§ Exercise details
Copy every line of the data that contains the string "Мотивация".

>> start Records for this task

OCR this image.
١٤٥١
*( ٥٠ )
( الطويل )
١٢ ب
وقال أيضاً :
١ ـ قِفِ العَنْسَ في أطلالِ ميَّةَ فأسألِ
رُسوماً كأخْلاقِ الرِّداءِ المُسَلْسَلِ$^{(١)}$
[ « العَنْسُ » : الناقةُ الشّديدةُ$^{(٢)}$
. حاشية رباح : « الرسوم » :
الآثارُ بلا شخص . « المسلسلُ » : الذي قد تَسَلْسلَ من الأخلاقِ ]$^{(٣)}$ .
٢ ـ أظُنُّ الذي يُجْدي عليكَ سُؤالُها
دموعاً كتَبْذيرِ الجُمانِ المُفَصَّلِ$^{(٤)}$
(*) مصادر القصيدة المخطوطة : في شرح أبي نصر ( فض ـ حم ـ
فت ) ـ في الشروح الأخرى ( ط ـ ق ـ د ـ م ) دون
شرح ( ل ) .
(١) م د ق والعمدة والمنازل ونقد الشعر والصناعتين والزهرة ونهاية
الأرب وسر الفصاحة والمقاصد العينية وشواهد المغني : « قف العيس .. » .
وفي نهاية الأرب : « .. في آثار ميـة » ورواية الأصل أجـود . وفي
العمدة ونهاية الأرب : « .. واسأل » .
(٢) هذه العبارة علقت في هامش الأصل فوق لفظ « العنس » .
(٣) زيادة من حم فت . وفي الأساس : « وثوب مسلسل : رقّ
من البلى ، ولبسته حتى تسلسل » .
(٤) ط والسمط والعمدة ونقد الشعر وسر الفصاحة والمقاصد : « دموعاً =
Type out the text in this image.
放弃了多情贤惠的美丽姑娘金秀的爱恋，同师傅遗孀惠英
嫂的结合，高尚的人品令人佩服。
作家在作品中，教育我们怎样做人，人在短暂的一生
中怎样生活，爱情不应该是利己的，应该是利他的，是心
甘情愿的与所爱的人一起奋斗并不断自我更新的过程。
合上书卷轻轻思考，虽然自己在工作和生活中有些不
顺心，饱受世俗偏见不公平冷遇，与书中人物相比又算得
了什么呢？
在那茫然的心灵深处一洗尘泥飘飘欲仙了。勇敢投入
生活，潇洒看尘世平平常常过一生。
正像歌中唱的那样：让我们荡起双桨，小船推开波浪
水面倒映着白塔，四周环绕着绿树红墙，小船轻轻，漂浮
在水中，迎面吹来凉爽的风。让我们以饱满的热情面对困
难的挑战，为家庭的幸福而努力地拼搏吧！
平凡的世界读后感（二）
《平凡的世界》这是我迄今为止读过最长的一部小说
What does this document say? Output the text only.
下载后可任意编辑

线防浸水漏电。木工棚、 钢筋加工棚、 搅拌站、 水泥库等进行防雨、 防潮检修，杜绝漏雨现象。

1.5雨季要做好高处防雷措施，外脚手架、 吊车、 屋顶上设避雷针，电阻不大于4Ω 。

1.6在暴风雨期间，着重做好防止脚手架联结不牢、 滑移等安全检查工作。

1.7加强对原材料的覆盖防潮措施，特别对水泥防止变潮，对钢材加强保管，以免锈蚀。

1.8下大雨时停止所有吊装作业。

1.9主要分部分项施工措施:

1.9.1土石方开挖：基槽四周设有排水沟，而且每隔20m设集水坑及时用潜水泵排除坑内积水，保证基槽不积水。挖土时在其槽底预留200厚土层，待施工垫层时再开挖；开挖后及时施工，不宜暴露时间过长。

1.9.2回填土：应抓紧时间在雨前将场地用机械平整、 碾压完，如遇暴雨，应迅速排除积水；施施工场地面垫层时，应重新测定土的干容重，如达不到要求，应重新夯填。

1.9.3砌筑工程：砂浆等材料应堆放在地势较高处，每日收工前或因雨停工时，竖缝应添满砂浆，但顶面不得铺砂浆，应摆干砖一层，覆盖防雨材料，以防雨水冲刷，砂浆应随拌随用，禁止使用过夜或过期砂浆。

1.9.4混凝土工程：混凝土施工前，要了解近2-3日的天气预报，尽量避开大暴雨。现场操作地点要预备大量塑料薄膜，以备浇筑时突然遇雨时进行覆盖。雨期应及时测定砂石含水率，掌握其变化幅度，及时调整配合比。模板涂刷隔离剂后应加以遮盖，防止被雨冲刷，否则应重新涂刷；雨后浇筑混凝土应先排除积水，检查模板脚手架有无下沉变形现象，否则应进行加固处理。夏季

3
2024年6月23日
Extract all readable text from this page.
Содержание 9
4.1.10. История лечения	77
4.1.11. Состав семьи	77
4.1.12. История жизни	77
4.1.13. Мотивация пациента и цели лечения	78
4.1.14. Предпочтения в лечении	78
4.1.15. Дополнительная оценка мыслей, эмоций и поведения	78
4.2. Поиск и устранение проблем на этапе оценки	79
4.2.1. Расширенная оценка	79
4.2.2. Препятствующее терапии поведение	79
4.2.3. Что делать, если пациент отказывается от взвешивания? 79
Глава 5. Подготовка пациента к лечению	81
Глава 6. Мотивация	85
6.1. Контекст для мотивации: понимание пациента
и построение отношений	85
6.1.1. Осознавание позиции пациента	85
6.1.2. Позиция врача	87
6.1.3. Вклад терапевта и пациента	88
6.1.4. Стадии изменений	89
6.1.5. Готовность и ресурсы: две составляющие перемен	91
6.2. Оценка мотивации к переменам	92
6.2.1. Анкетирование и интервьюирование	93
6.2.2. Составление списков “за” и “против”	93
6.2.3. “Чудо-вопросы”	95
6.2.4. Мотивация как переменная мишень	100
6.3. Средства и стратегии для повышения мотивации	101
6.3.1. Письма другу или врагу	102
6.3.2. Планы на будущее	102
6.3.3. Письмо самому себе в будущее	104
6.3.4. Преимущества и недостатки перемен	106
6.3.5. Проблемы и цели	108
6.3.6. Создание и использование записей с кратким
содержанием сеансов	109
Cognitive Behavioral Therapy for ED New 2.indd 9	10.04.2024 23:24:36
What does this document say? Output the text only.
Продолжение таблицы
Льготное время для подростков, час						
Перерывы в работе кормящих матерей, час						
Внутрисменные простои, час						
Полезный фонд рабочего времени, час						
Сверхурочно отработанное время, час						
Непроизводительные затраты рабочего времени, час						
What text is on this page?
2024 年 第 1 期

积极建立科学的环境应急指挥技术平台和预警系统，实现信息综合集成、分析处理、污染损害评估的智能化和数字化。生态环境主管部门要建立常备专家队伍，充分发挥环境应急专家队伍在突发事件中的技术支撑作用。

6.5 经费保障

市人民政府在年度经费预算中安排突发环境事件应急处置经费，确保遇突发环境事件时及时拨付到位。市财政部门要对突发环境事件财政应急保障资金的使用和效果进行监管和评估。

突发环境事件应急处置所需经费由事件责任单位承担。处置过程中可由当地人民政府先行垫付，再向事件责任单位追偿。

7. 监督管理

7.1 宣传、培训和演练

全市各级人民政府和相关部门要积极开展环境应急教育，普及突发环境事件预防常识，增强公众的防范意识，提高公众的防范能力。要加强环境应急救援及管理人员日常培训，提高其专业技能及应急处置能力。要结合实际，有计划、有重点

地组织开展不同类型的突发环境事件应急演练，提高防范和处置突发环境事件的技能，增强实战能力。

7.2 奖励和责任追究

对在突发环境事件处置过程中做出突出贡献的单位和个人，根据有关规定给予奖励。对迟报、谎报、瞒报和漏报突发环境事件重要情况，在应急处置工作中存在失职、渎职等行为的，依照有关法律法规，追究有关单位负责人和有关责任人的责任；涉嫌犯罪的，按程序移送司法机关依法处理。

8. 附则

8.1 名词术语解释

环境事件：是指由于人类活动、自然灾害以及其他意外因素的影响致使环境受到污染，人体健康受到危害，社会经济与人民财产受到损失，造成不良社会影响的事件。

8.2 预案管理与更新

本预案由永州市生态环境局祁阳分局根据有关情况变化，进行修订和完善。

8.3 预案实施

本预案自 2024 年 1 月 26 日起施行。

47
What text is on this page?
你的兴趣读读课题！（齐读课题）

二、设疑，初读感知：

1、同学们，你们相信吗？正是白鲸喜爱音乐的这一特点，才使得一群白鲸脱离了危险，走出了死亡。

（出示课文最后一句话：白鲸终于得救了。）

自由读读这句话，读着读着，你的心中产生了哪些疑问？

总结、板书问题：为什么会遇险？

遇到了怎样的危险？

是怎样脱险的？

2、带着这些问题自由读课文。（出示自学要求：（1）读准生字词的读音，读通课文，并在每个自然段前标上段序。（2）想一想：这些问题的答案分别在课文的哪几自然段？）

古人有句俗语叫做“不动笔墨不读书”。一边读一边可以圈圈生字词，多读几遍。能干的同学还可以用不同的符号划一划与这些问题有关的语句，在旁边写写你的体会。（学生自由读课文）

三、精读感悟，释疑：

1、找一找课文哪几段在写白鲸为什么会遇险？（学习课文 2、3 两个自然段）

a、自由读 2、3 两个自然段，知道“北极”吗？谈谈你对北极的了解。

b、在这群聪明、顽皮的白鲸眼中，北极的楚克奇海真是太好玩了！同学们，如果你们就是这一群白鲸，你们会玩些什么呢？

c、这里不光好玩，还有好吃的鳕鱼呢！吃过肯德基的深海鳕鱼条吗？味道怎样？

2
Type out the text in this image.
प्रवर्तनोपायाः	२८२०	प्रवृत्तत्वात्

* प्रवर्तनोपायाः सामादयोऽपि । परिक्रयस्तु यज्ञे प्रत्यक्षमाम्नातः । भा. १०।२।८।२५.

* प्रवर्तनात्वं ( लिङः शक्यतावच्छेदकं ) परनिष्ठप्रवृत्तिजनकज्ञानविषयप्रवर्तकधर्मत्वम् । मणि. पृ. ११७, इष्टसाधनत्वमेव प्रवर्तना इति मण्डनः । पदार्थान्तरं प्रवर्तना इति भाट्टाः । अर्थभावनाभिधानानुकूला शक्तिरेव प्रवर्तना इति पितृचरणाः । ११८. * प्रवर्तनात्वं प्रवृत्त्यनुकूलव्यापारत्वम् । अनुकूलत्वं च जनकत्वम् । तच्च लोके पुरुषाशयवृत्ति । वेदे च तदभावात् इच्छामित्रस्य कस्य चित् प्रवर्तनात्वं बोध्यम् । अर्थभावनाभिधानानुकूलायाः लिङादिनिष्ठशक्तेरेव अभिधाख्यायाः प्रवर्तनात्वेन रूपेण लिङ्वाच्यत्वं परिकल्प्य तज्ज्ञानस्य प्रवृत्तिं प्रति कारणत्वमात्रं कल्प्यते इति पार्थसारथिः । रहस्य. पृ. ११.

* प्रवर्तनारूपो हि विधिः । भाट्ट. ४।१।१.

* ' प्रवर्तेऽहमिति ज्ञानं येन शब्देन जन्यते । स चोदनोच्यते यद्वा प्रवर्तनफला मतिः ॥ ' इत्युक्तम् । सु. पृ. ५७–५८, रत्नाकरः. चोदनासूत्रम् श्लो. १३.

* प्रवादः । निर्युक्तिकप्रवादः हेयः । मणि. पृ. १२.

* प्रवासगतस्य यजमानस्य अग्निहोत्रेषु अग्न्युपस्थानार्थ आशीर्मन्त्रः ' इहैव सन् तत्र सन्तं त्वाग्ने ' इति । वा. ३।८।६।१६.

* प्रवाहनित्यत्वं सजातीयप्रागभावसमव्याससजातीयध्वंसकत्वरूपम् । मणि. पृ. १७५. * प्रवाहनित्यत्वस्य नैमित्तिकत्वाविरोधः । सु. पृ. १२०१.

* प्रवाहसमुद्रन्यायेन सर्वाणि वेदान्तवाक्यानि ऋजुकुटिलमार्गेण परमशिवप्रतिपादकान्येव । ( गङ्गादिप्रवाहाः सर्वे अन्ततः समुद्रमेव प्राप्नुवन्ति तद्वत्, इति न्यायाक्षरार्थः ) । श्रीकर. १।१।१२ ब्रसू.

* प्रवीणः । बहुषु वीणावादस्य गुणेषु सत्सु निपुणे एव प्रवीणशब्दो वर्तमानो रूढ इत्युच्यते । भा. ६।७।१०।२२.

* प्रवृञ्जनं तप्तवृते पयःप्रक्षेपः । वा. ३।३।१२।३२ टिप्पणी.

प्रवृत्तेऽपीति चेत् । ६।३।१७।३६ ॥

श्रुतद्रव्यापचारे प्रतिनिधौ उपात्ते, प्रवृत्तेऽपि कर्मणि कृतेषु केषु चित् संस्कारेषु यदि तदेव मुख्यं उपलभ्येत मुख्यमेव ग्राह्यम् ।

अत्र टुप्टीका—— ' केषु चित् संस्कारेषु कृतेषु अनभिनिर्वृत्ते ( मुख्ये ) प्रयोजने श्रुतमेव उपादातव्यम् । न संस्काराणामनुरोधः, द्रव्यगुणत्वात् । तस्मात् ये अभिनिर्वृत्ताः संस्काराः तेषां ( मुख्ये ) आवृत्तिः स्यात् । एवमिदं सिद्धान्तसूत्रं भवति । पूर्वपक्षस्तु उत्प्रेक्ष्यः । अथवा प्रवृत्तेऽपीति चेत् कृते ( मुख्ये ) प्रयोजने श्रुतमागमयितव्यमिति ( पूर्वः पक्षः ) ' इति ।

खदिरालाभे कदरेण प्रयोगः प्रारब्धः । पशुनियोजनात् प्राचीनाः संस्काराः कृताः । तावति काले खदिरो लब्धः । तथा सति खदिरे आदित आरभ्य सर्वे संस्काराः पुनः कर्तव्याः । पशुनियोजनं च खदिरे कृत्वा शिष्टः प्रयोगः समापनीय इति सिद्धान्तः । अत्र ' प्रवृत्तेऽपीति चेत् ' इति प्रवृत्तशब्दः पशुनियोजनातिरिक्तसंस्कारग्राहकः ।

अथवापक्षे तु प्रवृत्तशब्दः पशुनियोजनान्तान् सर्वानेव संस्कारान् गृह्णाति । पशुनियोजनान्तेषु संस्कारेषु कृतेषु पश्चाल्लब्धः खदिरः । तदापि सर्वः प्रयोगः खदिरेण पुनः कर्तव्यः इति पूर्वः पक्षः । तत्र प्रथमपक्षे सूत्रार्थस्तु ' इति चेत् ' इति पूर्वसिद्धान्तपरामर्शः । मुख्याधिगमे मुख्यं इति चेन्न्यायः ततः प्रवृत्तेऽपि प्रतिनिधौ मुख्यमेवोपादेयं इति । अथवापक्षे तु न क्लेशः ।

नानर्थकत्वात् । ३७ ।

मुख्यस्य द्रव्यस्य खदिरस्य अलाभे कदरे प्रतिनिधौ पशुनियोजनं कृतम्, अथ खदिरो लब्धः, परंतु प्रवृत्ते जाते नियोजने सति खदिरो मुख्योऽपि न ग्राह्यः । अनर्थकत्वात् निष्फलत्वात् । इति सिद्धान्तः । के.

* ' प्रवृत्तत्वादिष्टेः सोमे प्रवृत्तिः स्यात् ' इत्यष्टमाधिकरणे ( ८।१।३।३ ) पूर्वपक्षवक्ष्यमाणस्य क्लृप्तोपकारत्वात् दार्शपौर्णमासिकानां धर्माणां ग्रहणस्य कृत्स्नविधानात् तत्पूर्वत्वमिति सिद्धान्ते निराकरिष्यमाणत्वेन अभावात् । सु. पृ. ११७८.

>> end Records for this task

§ Output of the exercise
4.1.13. Мотивация пациента и цели лечения	78
Глава 6. Мотивация	85
6.2.4. Мотивация как переменная мишень	100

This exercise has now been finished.